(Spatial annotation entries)
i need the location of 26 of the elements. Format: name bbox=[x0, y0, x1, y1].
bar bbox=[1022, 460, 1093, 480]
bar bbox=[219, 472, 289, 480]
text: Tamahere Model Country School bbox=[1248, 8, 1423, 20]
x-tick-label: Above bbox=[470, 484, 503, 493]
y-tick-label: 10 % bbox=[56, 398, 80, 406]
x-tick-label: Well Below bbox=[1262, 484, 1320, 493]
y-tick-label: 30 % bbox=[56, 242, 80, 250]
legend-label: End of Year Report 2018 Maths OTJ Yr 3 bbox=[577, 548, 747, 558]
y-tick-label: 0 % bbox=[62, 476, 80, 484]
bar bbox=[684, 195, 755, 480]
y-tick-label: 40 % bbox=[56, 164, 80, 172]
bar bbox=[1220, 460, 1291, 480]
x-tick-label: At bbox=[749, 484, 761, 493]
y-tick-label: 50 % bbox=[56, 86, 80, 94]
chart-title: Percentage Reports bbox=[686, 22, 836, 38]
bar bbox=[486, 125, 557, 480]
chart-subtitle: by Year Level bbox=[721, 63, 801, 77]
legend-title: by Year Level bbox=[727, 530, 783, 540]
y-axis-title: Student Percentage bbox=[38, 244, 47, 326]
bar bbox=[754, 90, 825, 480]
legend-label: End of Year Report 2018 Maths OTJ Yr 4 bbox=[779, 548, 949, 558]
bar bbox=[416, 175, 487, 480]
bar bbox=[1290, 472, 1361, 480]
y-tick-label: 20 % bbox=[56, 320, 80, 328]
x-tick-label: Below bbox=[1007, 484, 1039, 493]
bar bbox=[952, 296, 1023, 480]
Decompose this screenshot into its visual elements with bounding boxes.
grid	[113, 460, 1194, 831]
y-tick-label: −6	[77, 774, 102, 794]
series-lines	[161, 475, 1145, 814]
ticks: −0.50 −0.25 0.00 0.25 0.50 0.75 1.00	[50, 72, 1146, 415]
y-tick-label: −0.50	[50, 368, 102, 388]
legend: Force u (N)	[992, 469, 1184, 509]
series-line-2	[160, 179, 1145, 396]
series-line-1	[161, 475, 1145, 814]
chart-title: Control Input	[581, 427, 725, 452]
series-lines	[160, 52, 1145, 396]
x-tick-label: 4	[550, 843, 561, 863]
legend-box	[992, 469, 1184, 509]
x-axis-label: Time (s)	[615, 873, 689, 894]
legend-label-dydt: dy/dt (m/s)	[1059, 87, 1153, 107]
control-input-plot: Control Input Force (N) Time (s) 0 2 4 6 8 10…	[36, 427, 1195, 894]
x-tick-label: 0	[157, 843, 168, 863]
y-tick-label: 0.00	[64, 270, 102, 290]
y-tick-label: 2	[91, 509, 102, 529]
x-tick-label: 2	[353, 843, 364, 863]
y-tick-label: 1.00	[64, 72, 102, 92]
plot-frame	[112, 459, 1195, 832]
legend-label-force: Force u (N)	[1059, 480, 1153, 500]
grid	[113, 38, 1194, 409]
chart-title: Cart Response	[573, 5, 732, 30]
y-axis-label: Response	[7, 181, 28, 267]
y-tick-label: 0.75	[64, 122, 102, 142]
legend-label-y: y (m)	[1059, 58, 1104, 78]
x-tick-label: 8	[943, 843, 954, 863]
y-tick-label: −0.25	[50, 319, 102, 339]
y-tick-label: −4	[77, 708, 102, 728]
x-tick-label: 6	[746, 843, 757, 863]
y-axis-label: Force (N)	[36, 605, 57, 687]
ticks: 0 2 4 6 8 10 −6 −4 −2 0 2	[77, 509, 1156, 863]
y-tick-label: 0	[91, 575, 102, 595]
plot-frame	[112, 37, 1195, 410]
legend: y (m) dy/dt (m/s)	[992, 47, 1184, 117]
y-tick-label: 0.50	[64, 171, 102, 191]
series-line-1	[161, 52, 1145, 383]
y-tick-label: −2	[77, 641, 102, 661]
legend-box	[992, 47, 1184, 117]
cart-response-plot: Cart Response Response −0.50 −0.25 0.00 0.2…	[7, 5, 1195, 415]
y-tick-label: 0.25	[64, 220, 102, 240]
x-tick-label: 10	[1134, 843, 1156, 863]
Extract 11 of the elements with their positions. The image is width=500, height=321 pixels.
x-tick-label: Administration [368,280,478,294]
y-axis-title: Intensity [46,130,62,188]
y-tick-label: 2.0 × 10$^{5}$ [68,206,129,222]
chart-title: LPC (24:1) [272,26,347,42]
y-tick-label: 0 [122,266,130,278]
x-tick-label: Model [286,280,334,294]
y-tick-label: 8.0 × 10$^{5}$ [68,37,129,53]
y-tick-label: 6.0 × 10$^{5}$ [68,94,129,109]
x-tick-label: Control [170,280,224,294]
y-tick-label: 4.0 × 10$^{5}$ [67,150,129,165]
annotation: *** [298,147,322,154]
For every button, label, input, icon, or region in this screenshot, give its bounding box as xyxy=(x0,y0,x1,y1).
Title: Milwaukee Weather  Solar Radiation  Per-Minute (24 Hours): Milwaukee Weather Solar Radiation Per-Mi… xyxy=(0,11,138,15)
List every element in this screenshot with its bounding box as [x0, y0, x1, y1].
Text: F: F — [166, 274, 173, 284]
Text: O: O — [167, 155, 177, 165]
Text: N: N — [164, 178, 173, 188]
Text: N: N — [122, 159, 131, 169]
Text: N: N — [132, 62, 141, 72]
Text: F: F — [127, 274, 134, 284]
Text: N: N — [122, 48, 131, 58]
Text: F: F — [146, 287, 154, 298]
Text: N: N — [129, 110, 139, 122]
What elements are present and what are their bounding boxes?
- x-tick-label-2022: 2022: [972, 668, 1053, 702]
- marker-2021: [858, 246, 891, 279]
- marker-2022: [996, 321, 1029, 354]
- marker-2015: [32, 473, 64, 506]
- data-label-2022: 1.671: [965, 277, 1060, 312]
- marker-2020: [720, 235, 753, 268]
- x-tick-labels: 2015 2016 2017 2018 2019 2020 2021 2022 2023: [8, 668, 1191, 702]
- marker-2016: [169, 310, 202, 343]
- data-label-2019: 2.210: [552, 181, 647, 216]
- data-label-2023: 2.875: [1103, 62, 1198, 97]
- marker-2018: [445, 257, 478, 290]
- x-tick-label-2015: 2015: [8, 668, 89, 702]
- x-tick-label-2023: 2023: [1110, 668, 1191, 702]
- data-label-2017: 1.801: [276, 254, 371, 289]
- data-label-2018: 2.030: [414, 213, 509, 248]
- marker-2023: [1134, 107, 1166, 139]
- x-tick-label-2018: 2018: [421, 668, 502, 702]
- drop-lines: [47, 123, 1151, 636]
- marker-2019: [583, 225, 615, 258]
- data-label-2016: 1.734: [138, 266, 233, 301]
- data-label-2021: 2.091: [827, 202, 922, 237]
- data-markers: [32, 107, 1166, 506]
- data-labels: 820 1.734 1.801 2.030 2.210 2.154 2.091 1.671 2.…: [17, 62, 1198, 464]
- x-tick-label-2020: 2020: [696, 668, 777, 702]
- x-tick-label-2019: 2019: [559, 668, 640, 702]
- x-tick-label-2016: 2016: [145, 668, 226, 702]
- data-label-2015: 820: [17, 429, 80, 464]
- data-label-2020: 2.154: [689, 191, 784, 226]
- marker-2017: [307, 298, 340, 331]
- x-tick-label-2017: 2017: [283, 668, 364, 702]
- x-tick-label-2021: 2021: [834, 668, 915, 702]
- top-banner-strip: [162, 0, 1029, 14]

**Work to do:** Reproduce every line of the records above without changing a single character.

**Result for this task:**
i need the location of 26 of the elements. Format: name bbox=[x0, y0, x1, y1].
bar bbox=[1022, 460, 1093, 480]
bar bbox=[219, 472, 289, 480]
text: Tamahere Model Country School bbox=[1248, 8, 1423, 20]
x-tick-label: Above bbox=[470, 484, 503, 493]
y-tick-label: 10 % bbox=[56, 398, 80, 406]
x-tick-label: Well Below bbox=[1262, 484, 1320, 493]
y-tick-label: 30 % bbox=[56, 242, 80, 250]
legend-label: End of Year Report 2018 Maths OTJ Yr 3 bbox=[577, 548, 747, 558]
y-tick-label: 0 % bbox=[62, 476, 80, 484]
bar bbox=[684, 195, 755, 480]
y-tick-label: 40 % bbox=[56, 164, 80, 172]
bar bbox=[1220, 460, 1291, 480]
x-tick-label: At bbox=[749, 484, 761, 493]
y-tick-label: 50 % bbox=[56, 86, 80, 94]
chart-title: Percentage Reports bbox=[686, 22, 836, 38]
bar bbox=[486, 125, 557, 480]
chart-subtitle: by Year Level bbox=[721, 63, 801, 77]
legend-title: by Year Level bbox=[727, 530, 783, 540]
y-axis-title: Student Percentage bbox=[38, 244, 47, 326]
bar bbox=[754, 90, 825, 480]
legend-label: End of Year Report 2018 Maths OTJ Yr 4 bbox=[779, 548, 949, 558]
bar bbox=[416, 175, 487, 480]
bar bbox=[1290, 472, 1361, 480]
y-tick-label: 20 % bbox=[56, 320, 80, 328]
x-tick-label: Below bbox=[1007, 484, 1039, 493]
bar bbox=[952, 296, 1023, 480]
Decompose this screenshot into its visual elements with bounding boxes.
grid	[113, 460, 1194, 831]
y-tick-label: −6	[77, 774, 102, 794]
series-lines	[161, 475, 1145, 814]
ticks: −0.50 −0.25 0.00 0.25 0.50 0.75 1.00	[50, 72, 1146, 415]
y-tick-label: −0.50	[50, 368, 102, 388]
legend: Force u (N)	[992, 469, 1184, 509]
series-line-2	[160, 179, 1145, 396]
series-line-1	[161, 475, 1145, 814]
chart-title: Control Input	[581, 427, 725, 452]
series-lines	[160, 52, 1145, 396]
x-tick-label: 4	[550, 843, 561, 863]
legend-box	[992, 469, 1184, 509]
x-axis-label: Time (s)	[615, 873, 689, 894]
legend-label-dydt: dy/dt (m/s)	[1059, 87, 1153, 107]
control-input-plot: Control Input Force (N) Time (s) 0 2 4 6 8 10…	[36, 427, 1195, 894]
x-tick-label: 0	[157, 843, 168, 863]
y-tick-label: 0.00	[64, 270, 102, 290]
y-tick-label: 2	[91, 509, 102, 529]
x-tick-label: 2	[353, 843, 364, 863]
y-tick-label: 1.00	[64, 72, 102, 92]
plot-frame	[112, 459, 1195, 832]
legend-label-force: Force u (N)	[1059, 480, 1153, 500]
grid	[113, 38, 1194, 409]
chart-title: Cart Response	[573, 5, 732, 30]
y-axis-label: Response	[7, 181, 28, 267]
y-tick-label: 0.75	[64, 122, 102, 142]
legend-label-y: y (m)	[1059, 58, 1104, 78]
x-tick-label: 8	[943, 843, 954, 863]
y-tick-label: −0.25	[50, 319, 102, 339]
y-tick-label: −4	[77, 708, 102, 728]
x-tick-label: 6	[746, 843, 757, 863]
y-axis-label: Force (N)	[36, 605, 57, 687]
ticks: 0 2 4 6 8 10 −6 −4 −2 0 2	[77, 509, 1156, 863]
y-tick-label: 0	[91, 575, 102, 595]
plot-frame	[112, 37, 1195, 410]
legend: y (m) dy/dt (m/s)	[992, 47, 1184, 117]
y-tick-label: 0.50	[64, 171, 102, 191]
series-line-1	[161, 52, 1145, 383]
y-tick-label: −2	[77, 641, 102, 661]
legend-box	[992, 47, 1184, 117]
cart-response-plot: Cart Response Response −0.50 −0.25 0.00 0.2…	[7, 5, 1195, 415]
y-tick-label: 0.25	[64, 220, 102, 240]
x-tick-label: 10	[1134, 843, 1156, 863]
Extract 11 of the elements with their positions. The image is width=500, height=321 pixels.
x-tick-label: Administration [368,280,478,294]
y-axis-title: Intensity [46,130,62,188]
y-tick-label: 2.0 × 10$^{5}$ [68,206,129,222]
chart-title: LPC (24:1) [272,26,347,42]
y-tick-label: 0 [122,266,130,278]
x-tick-label: Model [286,280,334,294]
y-tick-label: 8.0 × 10$^{5}$ [68,37,129,53]
y-tick-label: 6.0 × 10$^{5}$ [68,94,129,109]
x-tick-label: Control [170,280,224,294]
y-tick-label: 4.0 × 10$^{5}$ [67,150,129,165]
annotation: *** [298,147,322,154]
For every button, label, input, icon, or region in this screenshot, give its bounding box as xyxy=(x0,y0,x1,y1).
Title: Milwaukee Weather  Solar Radiation  Per-Minute (24 Hours): Milwaukee Weather Solar Radiation Per-Mi… xyxy=(0,11,138,15)
List every element in this screenshot with its bounding box as [x0, y0, x1, y1].
Text: F: F — [166, 274, 173, 284]
Text: O: O — [167, 155, 177, 165]
Text: N: N — [164, 178, 173, 188]
Text: N: N — [122, 159, 131, 169]
Text: N: N — [132, 62, 141, 72]
Text: F: F — [127, 274, 134, 284]
Text: N: N — [122, 48, 131, 58]
Text: F: F — [146, 287, 154, 298]
Text: N: N — [129, 110, 139, 122]
What elements are present and what are their bounding boxes?
- x-tick-label-2022: 2022: [972, 668, 1053, 702]
- marker-2021: [858, 246, 891, 279]
- marker-2022: [996, 321, 1029, 354]
- marker-2015: [32, 473, 64, 506]
- data-label-2022: 1.671: [965, 277, 1060, 312]
- marker-2020: [720, 235, 753, 268]
- x-tick-labels: 2015 2016 2017 2018 2019 2020 2021 2022 2023: [8, 668, 1191, 702]
- marker-2016: [169, 310, 202, 343]
- data-label-2019: 2.210: [552, 181, 647, 216]
- data-label-2023: 2.875: [1103, 62, 1198, 97]
- marker-2018: [445, 257, 478, 290]
- x-tick-label-2015: 2015: [8, 668, 89, 702]
- x-tick-label-2023: 2023: [1110, 668, 1191, 702]
- data-label-2017: 1.801: [276, 254, 371, 289]
- data-label-2018: 2.030: [414, 213, 509, 248]
- marker-2023: [1134, 107, 1166, 139]
- x-tick-label-2018: 2018: [421, 668, 502, 702]
- drop-lines: [47, 123, 1151, 636]
- marker-2019: [583, 225, 615, 258]
- data-label-2016: 1.734: [138, 266, 233, 301]
- data-label-2021: 2.091: [827, 202, 922, 237]
- data-markers: [32, 107, 1166, 506]
- data-labels: 820 1.734 1.801 2.030 2.210 2.154 2.091 1.671 2.…: [17, 62, 1198, 464]
- x-tick-label-2020: 2020: [696, 668, 777, 702]
- x-tick-label-2019: 2019: [559, 668, 640, 702]
- x-tick-label-2016: 2016: [145, 668, 226, 702]
- data-label-2015: 820: [17, 429, 80, 464]
- data-label-2020: 2.154: [689, 191, 784, 226]
- marker-2017: [307, 298, 340, 331]
- x-tick-label-2017: 2017: [283, 668, 364, 702]
- x-tick-label-2021: 2021: [834, 668, 915, 702]
- top-banner-strip: [162, 0, 1029, 14]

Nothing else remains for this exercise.